REQUIRED ACTION - When the string "triangle" occurs in a line of the listing below, return that line.

RECORD EXTRACTS -

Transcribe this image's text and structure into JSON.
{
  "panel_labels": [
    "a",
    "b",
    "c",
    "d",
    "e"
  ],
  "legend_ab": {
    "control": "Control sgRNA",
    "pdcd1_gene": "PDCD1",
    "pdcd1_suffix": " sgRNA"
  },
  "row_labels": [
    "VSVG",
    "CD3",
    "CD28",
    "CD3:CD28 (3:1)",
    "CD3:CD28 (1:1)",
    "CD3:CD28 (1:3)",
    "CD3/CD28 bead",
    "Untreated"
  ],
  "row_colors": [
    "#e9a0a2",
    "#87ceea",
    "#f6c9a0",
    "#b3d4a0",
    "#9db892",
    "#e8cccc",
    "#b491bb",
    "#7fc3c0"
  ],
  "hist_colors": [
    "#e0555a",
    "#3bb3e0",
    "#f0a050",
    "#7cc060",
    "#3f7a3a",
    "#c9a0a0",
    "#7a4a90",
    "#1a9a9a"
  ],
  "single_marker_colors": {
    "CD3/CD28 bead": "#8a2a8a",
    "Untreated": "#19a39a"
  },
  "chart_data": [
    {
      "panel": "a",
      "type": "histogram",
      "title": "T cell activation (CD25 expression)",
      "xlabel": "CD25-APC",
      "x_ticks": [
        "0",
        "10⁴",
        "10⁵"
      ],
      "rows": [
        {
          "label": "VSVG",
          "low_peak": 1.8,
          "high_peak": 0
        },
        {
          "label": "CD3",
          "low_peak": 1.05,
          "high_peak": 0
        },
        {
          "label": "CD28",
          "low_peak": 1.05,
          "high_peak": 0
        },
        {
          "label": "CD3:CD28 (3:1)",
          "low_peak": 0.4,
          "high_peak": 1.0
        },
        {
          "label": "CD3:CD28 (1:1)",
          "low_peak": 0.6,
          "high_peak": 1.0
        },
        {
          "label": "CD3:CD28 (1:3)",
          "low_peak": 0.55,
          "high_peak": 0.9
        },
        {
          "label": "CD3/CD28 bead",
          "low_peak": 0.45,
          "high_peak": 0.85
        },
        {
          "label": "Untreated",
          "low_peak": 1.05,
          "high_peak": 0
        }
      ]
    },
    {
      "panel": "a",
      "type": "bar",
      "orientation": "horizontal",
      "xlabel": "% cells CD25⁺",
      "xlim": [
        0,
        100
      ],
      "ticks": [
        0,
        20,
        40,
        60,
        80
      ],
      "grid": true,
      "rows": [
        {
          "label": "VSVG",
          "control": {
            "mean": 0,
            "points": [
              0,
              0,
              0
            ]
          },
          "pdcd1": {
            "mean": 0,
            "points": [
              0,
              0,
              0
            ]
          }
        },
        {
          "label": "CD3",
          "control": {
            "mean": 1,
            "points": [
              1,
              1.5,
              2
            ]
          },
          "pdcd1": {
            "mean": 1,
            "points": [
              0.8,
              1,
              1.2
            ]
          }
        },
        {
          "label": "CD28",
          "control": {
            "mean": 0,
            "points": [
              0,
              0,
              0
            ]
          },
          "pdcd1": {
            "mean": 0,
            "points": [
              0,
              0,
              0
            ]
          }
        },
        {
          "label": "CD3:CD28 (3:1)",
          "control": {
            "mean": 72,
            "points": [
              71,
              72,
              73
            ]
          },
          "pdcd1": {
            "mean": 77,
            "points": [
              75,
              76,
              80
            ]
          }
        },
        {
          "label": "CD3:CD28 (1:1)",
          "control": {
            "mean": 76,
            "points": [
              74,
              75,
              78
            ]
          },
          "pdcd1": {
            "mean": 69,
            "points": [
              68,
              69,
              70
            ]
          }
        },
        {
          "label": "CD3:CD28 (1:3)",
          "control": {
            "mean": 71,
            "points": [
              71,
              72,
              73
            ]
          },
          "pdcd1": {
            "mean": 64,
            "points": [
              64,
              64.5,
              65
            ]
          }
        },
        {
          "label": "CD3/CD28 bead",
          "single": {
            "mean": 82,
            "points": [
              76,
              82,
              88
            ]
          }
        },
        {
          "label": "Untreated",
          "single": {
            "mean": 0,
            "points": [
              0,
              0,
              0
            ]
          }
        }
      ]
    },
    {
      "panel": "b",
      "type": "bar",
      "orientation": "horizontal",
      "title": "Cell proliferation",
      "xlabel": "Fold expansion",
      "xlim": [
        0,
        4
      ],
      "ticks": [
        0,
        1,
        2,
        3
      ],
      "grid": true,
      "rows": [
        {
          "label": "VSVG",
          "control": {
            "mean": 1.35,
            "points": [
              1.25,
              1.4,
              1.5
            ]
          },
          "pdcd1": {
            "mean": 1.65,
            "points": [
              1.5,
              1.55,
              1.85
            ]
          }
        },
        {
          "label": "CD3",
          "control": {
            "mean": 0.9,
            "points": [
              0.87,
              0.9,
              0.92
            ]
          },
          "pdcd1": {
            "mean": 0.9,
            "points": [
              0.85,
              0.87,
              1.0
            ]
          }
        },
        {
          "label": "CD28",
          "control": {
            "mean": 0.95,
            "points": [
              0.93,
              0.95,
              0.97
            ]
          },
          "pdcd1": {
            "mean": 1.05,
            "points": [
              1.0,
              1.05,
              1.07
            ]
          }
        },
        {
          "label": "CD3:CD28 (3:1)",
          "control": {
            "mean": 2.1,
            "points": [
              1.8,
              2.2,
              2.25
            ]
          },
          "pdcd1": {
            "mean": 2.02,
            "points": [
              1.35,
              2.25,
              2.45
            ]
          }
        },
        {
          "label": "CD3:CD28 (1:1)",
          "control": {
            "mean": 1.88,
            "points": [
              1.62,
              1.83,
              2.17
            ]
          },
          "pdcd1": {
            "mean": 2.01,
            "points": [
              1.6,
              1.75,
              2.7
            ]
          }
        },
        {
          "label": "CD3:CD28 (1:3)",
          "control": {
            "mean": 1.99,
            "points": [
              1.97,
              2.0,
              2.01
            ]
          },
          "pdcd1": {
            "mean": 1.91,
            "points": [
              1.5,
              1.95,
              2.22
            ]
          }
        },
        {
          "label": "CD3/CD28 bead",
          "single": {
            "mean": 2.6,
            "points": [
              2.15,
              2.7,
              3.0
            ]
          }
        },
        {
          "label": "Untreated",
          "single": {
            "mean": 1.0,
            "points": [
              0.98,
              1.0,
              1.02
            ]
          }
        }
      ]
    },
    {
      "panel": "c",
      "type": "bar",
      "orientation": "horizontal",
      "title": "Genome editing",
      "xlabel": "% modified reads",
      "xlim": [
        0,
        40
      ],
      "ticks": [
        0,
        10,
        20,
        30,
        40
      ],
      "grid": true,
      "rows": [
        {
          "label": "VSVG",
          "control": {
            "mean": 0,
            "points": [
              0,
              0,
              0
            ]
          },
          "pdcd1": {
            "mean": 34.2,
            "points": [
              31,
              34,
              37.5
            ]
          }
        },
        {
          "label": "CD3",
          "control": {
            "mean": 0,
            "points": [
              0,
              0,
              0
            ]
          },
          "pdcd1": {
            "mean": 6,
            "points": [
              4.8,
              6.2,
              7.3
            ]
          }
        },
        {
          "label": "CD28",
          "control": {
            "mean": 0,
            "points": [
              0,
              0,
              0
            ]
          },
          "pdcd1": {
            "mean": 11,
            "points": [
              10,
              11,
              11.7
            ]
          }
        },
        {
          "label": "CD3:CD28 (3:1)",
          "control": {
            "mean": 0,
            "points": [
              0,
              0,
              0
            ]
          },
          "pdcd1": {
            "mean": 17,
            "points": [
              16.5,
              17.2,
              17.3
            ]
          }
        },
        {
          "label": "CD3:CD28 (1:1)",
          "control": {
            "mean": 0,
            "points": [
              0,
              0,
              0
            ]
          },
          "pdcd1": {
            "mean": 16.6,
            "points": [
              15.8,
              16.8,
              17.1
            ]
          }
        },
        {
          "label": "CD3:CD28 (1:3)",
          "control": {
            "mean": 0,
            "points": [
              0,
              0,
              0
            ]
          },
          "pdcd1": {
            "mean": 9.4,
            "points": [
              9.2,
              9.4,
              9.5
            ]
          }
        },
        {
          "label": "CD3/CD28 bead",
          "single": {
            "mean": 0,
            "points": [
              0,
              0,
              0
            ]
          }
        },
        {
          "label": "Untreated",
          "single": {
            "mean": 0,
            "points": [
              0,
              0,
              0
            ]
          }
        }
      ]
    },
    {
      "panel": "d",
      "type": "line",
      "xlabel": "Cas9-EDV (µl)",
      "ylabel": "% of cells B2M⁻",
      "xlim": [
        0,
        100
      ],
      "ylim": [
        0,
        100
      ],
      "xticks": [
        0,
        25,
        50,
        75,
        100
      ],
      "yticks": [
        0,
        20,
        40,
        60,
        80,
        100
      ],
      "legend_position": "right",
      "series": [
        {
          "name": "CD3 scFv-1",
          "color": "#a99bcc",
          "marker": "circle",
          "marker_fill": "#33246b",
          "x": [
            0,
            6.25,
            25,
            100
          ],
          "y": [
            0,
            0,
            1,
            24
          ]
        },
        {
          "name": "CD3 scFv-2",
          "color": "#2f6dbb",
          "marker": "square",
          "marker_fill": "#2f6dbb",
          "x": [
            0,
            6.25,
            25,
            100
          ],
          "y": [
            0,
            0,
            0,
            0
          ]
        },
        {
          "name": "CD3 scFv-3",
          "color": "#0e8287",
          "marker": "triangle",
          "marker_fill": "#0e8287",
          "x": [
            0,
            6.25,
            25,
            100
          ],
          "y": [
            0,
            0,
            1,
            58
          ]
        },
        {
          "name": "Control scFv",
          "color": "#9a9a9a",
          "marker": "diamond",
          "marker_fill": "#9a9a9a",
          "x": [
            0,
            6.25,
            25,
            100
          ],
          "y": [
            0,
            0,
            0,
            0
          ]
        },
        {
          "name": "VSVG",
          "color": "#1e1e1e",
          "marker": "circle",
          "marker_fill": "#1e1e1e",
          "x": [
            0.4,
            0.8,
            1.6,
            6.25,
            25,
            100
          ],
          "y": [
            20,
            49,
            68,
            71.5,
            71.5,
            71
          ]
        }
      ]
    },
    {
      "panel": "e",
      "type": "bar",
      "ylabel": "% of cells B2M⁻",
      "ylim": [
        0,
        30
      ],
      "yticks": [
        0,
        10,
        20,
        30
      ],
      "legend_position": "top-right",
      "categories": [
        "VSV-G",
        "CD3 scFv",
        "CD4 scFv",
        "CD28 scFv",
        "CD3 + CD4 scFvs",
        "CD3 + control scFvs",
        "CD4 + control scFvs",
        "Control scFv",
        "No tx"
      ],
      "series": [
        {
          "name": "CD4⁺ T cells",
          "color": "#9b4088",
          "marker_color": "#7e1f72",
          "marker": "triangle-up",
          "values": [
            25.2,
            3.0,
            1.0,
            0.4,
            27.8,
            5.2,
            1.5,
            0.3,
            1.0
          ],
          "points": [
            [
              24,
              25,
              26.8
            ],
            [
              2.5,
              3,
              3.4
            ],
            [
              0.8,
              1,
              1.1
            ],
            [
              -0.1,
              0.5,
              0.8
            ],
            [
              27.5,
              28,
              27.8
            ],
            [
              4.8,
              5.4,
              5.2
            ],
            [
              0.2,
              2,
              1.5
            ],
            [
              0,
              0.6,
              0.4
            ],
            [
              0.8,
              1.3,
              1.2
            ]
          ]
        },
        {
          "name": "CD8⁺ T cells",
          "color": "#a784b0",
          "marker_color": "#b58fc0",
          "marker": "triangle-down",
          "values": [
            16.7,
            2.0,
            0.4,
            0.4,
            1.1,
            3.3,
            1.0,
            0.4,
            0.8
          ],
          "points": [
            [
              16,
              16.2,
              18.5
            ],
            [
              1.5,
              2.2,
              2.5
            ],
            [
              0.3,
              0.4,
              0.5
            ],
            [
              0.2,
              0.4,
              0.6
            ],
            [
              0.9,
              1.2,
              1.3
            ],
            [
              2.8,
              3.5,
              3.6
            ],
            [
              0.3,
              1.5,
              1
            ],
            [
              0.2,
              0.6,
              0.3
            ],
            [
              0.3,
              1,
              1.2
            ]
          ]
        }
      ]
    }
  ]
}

ANSWER SPACE -
          "marker": "triangle",
          "marker": "triangle-up",
          "marker": "triangle-down",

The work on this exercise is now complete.